__REQUIRED WORK__:
Read the listing and extract each line that includes the word "単純移動平均".

------ SUPPLIED INFORMATION

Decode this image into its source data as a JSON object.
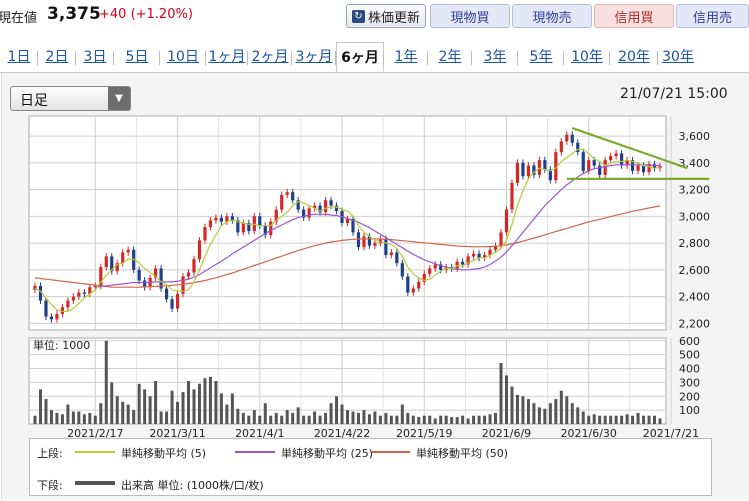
{
  "header": {
    "price_label": "現在値",
    "price_value": "3,375",
    "price_change": "+40 (+1.20%)",
    "refresh_label": "株価更新",
    "trade_buttons": [
      "現物買",
      "現物売",
      "信用買",
      "信用売"
    ]
  },
  "tabs": [
    "1日",
    "2日",
    "3日",
    "5日",
    "10日",
    "1ヶ月",
    "2ヶ月",
    "3ヶ月",
    "6ヶ月",
    "1年",
    "2年",
    "3年",
    "5年",
    "10年",
    "20年",
    "30年"
  ],
  "active_tab": "6ヶ月",
  "period_select": "日足",
  "datetime": "21/07/21 15:00",
  "volume_unit": "単位: 1000",
  "legend": {
    "upper_label": "上段:",
    "lower_label": "下段:",
    "ma5": "単純移動平均 (5)",
    "ma25": "単純移動平均 (25)",
    "ma50": "単純移動平均 (50)",
    "volume": "出来高 単位: (1000株/口/枚)"
  },
  "colors": {
    "up": "#d62728",
    "down": "#1f3f8a",
    "ma5": "#b5cc3a",
    "ma25": "#9b55d0",
    "ma50": "#d0664a",
    "volume": "#555555",
    "trendline": "#7aac2c"
  },
  "chart_data": [
    {
      "type": "candlestick",
      "title": "",
      "y_ticks": [
        "3,600",
        "3,400",
        "3,200",
        "3,000",
        "2,800",
        "2,600",
        "2,400",
        "2,200"
      ],
      "y_tick_values": [
        3600,
        3400,
        3200,
        3000,
        2800,
        2600,
        2400,
        2200
      ],
      "ylim": [
        2150,
        3750
      ],
      "x_tick_labels": [
        "2021/2/17",
        "2021/3/11",
        "2021/4/1",
        "2021/4/22",
        "2021/5/19",
        "2021/6/9",
        "2021/6/30",
        "2021/7/21"
      ],
      "x_tick_index": [
        11,
        26,
        41,
        56,
        71,
        86,
        101,
        116
      ],
      "grid": true,
      "closes": [
        2480,
        2370,
        2250,
        2230,
        2270,
        2320,
        2370,
        2400,
        2430,
        2420,
        2470,
        2480,
        2620,
        2700,
        2590,
        2650,
        2730,
        2750,
        2600,
        2520,
        2470,
        2540,
        2610,
        2460,
        2380,
        2310,
        2420,
        2550,
        2580,
        2680,
        2820,
        2920,
        2970,
        2990,
        2960,
        3000,
        2970,
        2880,
        2950,
        2890,
        3000,
        2930,
        2860,
        2960,
        3050,
        3160,
        3180,
        3120,
        3050,
        2990,
        3060,
        3080,
        3030,
        3120,
        3080,
        3040,
        2950,
        2980,
        2880,
        2770,
        2850,
        2780,
        2800,
        2830,
        2710,
        2730,
        2650,
        2550,
        2430,
        2460,
        2510,
        2570,
        2610,
        2640,
        2600,
        2620,
        2610,
        2660,
        2640,
        2700,
        2720,
        2690,
        2710,
        2750,
        2780,
        2880,
        3050,
        3250,
        3400,
        3300,
        3380,
        3310,
        3420,
        3350,
        3270,
        3480,
        3560,
        3610,
        3550,
        3480,
        3340,
        3420,
        3380,
        3310,
        3420,
        3450,
        3470,
        3380,
        3420,
        3340,
        3380,
        3330,
        3390,
        3360,
        3375
      ],
      "ma5": [
        2460,
        2440,
        2390,
        2340,
        2300,
        2290,
        2290,
        2310,
        2350,
        2390,
        2420,
        2450,
        2510,
        2560,
        2600,
        2640,
        2650,
        2680,
        2680,
        2650,
        2610,
        2580,
        2550,
        2510,
        2490,
        2450,
        2440,
        2440,
        2450,
        2510,
        2600,
        2700,
        2790,
        2860,
        2930,
        2960,
        2970,
        2960,
        2950,
        2940,
        2940,
        2930,
        2930,
        2930,
        2970,
        3000,
        3030,
        3080,
        3110,
        3100,
        3080,
        3060,
        3040,
        3060,
        3070,
        3070,
        3050,
        3040,
        3000,
        2930,
        2880,
        2850,
        2820,
        2810,
        2800,
        2790,
        2760,
        2700,
        2620,
        2570,
        2540,
        2520,
        2530,
        2560,
        2590,
        2610,
        2610,
        2630,
        2630,
        2650,
        2670,
        2690,
        2690,
        2710,
        2730,
        2760,
        2820,
        2940,
        3080,
        3190,
        3280,
        3330,
        3360,
        3350,
        3340,
        3360,
        3410,
        3440,
        3470,
        3500,
        3500,
        3470,
        3430,
        3410,
        3380,
        3400,
        3410,
        3410,
        3420,
        3410,
        3400,
        3380,
        3370,
        3360,
        3365
      ],
      "ma25": [
        null,
        null,
        null,
        null,
        null,
        null,
        null,
        null,
        null,
        null,
        null,
        2470,
        2475,
        2480,
        2485,
        2490,
        2495,
        2500,
        2505,
        2505,
        2505,
        2505,
        2510,
        2510,
        2510,
        2510,
        2515,
        2520,
        2530,
        2545,
        2565,
        2590,
        2615,
        2640,
        2665,
        2690,
        2720,
        2745,
        2770,
        2795,
        2820,
        2845,
        2870,
        2895,
        2915,
        2935,
        2955,
        2975,
        2990,
        3000,
        3010,
        3015,
        3015,
        3015,
        3010,
        3005,
        2995,
        2985,
        2970,
        2955,
        2935,
        2915,
        2890,
        2865,
        2840,
        2815,
        2790,
        2765,
        2740,
        2715,
        2695,
        2675,
        2660,
        2645,
        2630,
        2620,
        2610,
        2605,
        2600,
        2600,
        2605,
        2610,
        2620,
        2640,
        2665,
        2695,
        2735,
        2780,
        2830,
        2880,
        2930,
        2980,
        3030,
        3080,
        3120,
        3160,
        3200,
        3235,
        3265,
        3295,
        3320,
        3340,
        3355,
        3365,
        3370,
        3380,
        3385,
        3385,
        3385,
        3385,
        3385,
        3385,
        3385,
        3380,
        3380
      ],
      "ma50": [
        2540,
        2535,
        2530,
        2525,
        2520,
        2515,
        2510,
        2505,
        2500,
        2495,
        2490,
        2485,
        2480,
        2475,
        2470,
        2470,
        2470,
        2470,
        2470,
        2470,
        2472,
        2474,
        2476,
        2478,
        2480,
        2484,
        2488,
        2492,
        2498,
        2504,
        2512,
        2520,
        2530,
        2540,
        2552,
        2564,
        2576,
        2590,
        2604,
        2618,
        2632,
        2646,
        2660,
        2674,
        2688,
        2702,
        2716,
        2730,
        2744,
        2756,
        2768,
        2780,
        2790,
        2800,
        2808,
        2814,
        2820,
        2824,
        2828,
        2830,
        2832,
        2832,
        2832,
        2830,
        2828,
        2826,
        2822,
        2818,
        2814,
        2810,
        2806,
        2802,
        2798,
        2794,
        2790,
        2786,
        2782,
        2778,
        2776,
        2774,
        2772,
        2772,
        2772,
        2774,
        2776,
        2780,
        2786,
        2794,
        2804,
        2814,
        2826,
        2838,
        2850,
        2862,
        2874,
        2886,
        2898,
        2910,
        2922,
        2934,
        2946,
        2958,
        2968,
        2978,
        2988,
        2998,
        3008,
        3018,
        3028,
        3038,
        3046,
        3054,
        3062,
        3070,
        3078
      ],
      "trendlines": [
        {
          "from": [
            98,
            3660
          ],
          "to": [
            119,
            3360
          ]
        },
        {
          "from": [
            97,
            3280
          ],
          "to": [
            123,
            3280
          ]
        }
      ]
    },
    {
      "type": "bar",
      "title": "",
      "y_ticks": [
        "600",
        "500",
        "400",
        "300",
        "200",
        "100"
      ],
      "y_tick_values": [
        600,
        500,
        400,
        300,
        200,
        100
      ],
      "ylim": [
        0,
        620
      ],
      "volume": [
        60,
        250,
        180,
        100,
        80,
        70,
        140,
        90,
        90,
        70,
        80,
        60,
        150,
        600,
        300,
        200,
        160,
        140,
        100,
        290,
        250,
        200,
        310,
        90,
        90,
        240,
        160,
        230,
        310,
        250,
        290,
        330,
        340,
        310,
        220,
        140,
        220,
        110,
        80,
        60,
        100,
        60,
        150,
        60,
        80,
        60,
        100,
        80,
        120,
        60,
        60,
        90,
        60,
        80,
        150,
        200,
        140,
        100,
        90,
        80,
        100,
        70,
        90,
        60,
        80,
        60,
        60,
        140,
        80,
        60,
        50,
        60,
        60,
        40,
        60,
        60,
        50,
        50,
        60,
        40,
        60,
        60,
        60,
        70,
        80,
        440,
        350,
        270,
        210,
        200,
        180,
        150,
        120,
        110,
        150,
        180,
        240,
        200,
        150,
        120,
        90,
        60,
        70,
        60,
        60,
        60,
        60,
        60,
        70,
        60,
        80,
        60,
        60,
        60,
        40
      ]
    }
  ]
}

------------

__EXERCISE ANSWER__:
    "ma5": "単純移動平均 (5)",
    "ma25": "単純移動平均 (25)",
    "ma50": "単純移動平均 (50)",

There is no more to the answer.